■ Stored records
■ ■ ■ ■ ■
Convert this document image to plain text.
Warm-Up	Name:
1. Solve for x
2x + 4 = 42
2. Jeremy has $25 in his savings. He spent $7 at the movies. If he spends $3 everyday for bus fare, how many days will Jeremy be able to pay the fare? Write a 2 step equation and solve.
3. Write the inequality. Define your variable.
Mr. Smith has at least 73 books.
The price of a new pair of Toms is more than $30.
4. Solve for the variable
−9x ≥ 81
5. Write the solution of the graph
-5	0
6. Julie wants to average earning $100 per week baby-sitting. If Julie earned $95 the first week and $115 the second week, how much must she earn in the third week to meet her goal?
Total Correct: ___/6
■ ■ ■ ■ ■
■ Objective
State how many lines in the records above contain the word "Write", giving only the number.

■ Written solution
3